* **Exercise details**
Print all records exactly, leaving nothing out.
==========
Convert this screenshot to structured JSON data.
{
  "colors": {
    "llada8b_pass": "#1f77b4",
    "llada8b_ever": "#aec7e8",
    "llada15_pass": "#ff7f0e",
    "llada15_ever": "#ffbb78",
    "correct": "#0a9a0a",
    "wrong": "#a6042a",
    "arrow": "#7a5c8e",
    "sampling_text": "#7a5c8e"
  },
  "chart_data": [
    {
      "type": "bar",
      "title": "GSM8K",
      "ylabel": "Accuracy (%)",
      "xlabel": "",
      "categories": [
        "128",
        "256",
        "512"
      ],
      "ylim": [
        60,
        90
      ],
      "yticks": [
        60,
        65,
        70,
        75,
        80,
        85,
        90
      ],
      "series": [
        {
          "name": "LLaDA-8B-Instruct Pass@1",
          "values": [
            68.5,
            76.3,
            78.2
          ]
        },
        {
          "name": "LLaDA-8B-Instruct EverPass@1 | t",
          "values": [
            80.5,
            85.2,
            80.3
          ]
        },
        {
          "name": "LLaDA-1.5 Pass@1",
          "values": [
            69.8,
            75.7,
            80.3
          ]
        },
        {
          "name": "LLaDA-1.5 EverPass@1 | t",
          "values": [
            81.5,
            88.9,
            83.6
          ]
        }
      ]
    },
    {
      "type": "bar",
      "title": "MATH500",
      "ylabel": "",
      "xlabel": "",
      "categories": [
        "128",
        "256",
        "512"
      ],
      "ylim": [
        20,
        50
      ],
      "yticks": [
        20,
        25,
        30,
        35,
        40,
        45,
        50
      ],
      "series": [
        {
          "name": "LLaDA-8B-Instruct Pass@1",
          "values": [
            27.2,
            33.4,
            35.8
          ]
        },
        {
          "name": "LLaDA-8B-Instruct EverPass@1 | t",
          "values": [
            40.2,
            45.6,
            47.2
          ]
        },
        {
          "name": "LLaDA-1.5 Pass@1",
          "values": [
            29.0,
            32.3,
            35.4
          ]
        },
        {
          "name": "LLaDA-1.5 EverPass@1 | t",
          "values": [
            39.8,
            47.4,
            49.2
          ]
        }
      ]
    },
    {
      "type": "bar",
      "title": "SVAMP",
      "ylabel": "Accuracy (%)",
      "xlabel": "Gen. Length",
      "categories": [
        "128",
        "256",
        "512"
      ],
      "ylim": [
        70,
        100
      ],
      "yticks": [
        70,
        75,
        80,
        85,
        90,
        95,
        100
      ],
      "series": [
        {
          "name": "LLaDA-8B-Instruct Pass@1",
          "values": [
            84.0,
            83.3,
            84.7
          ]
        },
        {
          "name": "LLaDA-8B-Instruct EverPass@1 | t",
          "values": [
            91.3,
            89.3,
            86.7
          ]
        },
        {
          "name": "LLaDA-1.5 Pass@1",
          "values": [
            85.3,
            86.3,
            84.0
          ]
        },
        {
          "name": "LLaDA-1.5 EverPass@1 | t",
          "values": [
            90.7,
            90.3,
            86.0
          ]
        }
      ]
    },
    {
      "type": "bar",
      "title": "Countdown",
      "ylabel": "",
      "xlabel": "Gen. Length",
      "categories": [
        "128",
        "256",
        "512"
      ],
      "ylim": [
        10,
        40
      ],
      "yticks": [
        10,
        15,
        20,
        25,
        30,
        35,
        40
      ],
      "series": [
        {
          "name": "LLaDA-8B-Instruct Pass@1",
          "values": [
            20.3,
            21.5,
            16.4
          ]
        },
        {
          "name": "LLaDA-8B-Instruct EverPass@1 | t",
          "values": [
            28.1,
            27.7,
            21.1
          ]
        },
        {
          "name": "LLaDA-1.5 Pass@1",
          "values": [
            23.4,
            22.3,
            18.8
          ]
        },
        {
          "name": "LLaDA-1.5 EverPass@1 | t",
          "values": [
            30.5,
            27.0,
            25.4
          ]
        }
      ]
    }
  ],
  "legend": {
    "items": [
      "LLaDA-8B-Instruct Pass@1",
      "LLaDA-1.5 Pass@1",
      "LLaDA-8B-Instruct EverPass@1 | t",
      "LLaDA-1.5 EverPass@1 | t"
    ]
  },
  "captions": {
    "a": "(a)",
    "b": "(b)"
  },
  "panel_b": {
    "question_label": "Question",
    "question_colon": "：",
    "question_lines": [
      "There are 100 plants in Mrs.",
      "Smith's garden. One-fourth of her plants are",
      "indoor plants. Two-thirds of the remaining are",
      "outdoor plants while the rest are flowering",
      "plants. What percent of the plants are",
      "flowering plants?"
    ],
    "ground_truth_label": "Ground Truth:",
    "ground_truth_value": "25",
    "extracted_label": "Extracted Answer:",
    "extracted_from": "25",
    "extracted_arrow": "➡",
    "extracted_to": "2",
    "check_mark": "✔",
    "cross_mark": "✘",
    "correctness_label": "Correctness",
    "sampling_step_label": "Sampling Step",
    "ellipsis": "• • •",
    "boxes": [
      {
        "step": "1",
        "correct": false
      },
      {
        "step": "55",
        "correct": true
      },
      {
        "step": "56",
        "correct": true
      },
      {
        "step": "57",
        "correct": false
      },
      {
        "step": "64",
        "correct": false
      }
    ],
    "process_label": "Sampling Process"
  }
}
==========
* **Exercise output**
Convert this screenshot to structured JSON data.
{
  "colors": {
    "llada8b_pass": "#1f77b4",
    "llada8b_ever": "#aec7e8",
    "llada15_pass": "#ff7f0e",
    "llada15_ever": "#ffbb78",
    "correct": "#0a9a0a",
    "wrong": "#a6042a",
    "arrow": "#7a5c8e",
    "sampling_text": "#7a5c8e"
  },
  "chart_data": [
    {
      "type": "bar",
      "title": "GSM8K",
      "ylabel": "Accuracy (%)",
      "xlabel": "",
      "categories": [
        "128",
        "256",
        "512"
      ],
      "ylim": [
        60,
        90
      ],
      "yticks": [
        60,
        65,
        70,
        75,
        80,
        85,
        90
      ],
      "series": [
        {
          "name": "LLaDA-8B-Instruct Pass@1",
          "values": [
            68.5,
            76.3,
            78.2
          ]
        },
        {
          "name": "LLaDA-8B-Instruct EverPass@1 | t",
          "values": [
            80.5,
            85.2,
            80.3
          ]
        },
        {
          "name": "LLaDA-1.5 Pass@1",
          "values": [
            69.8,
            75.7,
            80.3
          ]
        },
        {
          "name": "LLaDA-1.5 EverPass@1 | t",
          "values": [
            81.5,
            88.9,
            83.6
          ]
        }
      ]
    },
    {
      "type": "bar",
      "title": "MATH500",
      "ylabel": "",
      "xlabel": "",
      "categories": [
        "128",
        "256",
        "512"
      ],
      "ylim": [
        20,
        50
      ],
      "yticks": [
        20,
        25,
        30,
        35,
        40,
        45,
        50
      ],
      "series": [
        {
          "name": "LLaDA-8B-Instruct Pass@1",
          "values": [
            27.2,
            33.4,
            35.8
          ]
        },
        {
          "name": "LLaDA-8B-Instruct EverPass@1 | t",
          "values": [
            40.2,
            45.6,
            47.2
          ]
        },
        {
          "name": "LLaDA-1.5 Pass@1",
          "values": [
            29.0,
            32.3,
            35.4
          ]
        },
        {
          "name": "LLaDA-1.5 EverPass@1 | t",
          "values": [
            39.8,
            47.4,
            49.2
          ]
        }
      ]
    },
    {
      "type": "bar",
      "title": "SVAMP",
      "ylabel": "Accuracy (%)",
      "xlabel": "Gen. Length",
      "categories": [
        "128",
        "256",
        "512"
      ],
      "ylim": [
        70,
        100
      ],
      "yticks": [
        70,
        75,
        80,
        85,
        90,
        95,
        100
      ],
      "series": [
        {
          "name": "LLaDA-8B-Instruct Pass@1",
          "values": [
            84.0,
            83.3,
            84.7
          ]
        },
        {
          "name": "LLaDA-8B-Instruct EverPass@1 | t",
          "values": [
            91.3,
            89.3,
            86.7
          ]
        },
        {
          "name": "LLaDA-1.5 Pass@1",
          "values": [
            85.3,
            86.3,
            84.0
          ]
        },
        {
          "name": "LLaDA-1.5 EverPass@1 | t",
          "values": [
            90.7,
            90.3,
            86.0
          ]
        }
      ]
    },
    {
      "type": "bar",
      "title": "Countdown",
      "ylabel": "",
      "xlabel": "Gen. Length",
      "categories": [
        "128",
        "256",
        "512"
      ],
      "ylim": [
        10,
        40
      ],
      "yticks": [
        10,
        15,
        20,
        25,
        30,
        35,
        40
      ],
      "series": [
        {
          "name": "LLaDA-8B-Instruct Pass@1",
          "values": [
            20.3,
            21.5,
            16.4
          ]
        },
        {
          "name": "LLaDA-8B-Instruct EverPass@1 | t",
          "values": [
            28.1,
            27.7,
            21.1
          ]
        },
        {
          "name": "LLaDA-1.5 Pass@1",
          "values": [
            23.4,
            22.3,
            18.8
          ]
        },
        {
          "name": "LLaDA-1.5 EverPass@1 | t",
          "values": [
            30.5,
            27.0,
            25.4
          ]
        }
      ]
    }
  ],
  "legend": {
    "items": [
      "LLaDA-8B-Instruct Pass@1",
      "LLaDA-1.5 Pass@1",
      "LLaDA-8B-Instruct EverPass@1 | t",
      "LLaDA-1.5 EverPass@1 | t"
    ]
  },
  "captions": {
    "a": "(a)",
    "b": "(b)"
  },
  "panel_b": {
    "question_label": "Question",
    "question_colon": "：",
    "question_lines": [
      "There are 100 plants in Mrs.",
      "Smith's garden. One-fourth of her plants are",
      "indoor plants. Two-thirds of the remaining are",
      "outdoor plants while the rest are flowering",
      "plants. What percent of the plants are",
      "flowering plants?"
    ],
    "ground_truth_label": "Ground Truth:",
    "ground_truth_value": "25",
    "extracted_label": "Extracted Answer:",
    "extracted_from": "25",
    "extracted_arrow": "➡",
    "extracted_to": "2",
    "check_mark": "✔",
    "cross_mark": "✘",
    "correctness_label": "Correctness",
    "sampling_step_label": "Sampling Step",
    "ellipsis": "• • •",
    "boxes": [
      {
        "step": "1",
        "correct": false
      },
      {
        "step": "55",
        "correct": true
      },
      {
        "step": "56",
        "correct": true
      },
      {
        "step": "57",
        "correct": false
      },
      {
        "step": "64",
        "correct": false
      }
    ],
    "process_label": "Sampling Process"
  }
}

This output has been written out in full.